(Stored records)
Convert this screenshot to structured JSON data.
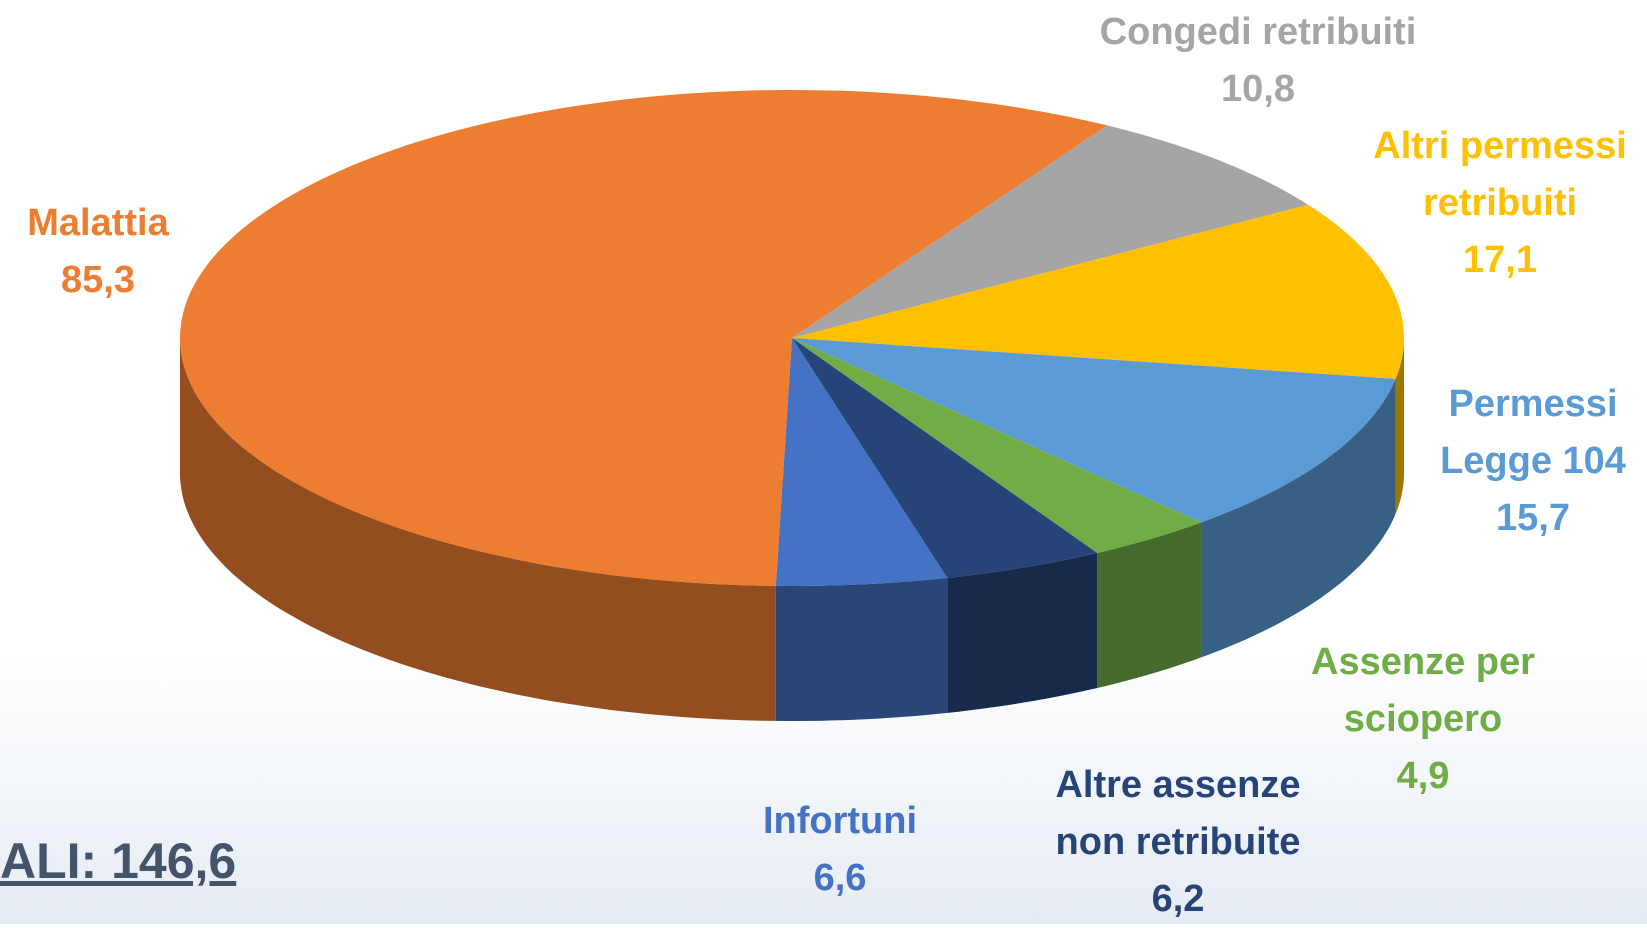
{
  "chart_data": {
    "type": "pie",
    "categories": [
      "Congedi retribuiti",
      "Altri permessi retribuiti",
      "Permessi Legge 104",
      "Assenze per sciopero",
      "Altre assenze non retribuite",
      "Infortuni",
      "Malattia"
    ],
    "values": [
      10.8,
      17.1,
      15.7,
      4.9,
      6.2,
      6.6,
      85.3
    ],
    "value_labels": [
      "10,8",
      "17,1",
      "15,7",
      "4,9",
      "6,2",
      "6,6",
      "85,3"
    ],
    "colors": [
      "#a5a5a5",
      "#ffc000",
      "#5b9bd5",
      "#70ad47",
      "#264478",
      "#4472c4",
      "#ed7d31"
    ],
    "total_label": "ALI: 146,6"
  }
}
* * *
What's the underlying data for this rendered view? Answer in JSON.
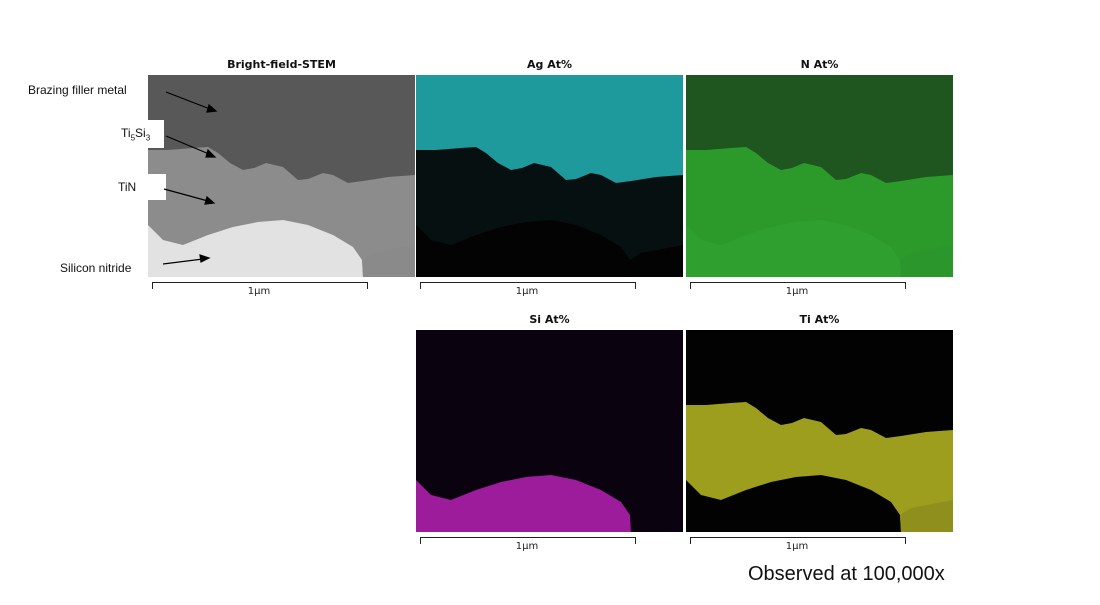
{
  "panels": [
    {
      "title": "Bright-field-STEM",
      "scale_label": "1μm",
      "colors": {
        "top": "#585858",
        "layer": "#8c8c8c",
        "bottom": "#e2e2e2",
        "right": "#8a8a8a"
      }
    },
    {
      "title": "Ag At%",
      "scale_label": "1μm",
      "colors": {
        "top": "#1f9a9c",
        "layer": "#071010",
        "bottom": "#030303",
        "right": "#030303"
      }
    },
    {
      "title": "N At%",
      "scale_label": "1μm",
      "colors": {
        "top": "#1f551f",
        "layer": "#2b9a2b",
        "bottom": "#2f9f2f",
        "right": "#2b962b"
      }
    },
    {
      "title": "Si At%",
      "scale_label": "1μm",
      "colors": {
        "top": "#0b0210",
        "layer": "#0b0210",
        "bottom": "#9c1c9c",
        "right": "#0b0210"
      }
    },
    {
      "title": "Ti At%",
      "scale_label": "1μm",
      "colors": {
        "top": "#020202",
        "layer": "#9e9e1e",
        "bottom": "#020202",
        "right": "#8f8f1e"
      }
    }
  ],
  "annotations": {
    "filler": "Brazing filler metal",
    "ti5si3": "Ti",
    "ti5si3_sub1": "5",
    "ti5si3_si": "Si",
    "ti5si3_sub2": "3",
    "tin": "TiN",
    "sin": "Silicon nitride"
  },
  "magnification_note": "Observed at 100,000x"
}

**Set problem:** Say how many lines of the data include the word "bottom". Respond with the number alone.

**Task response:** 5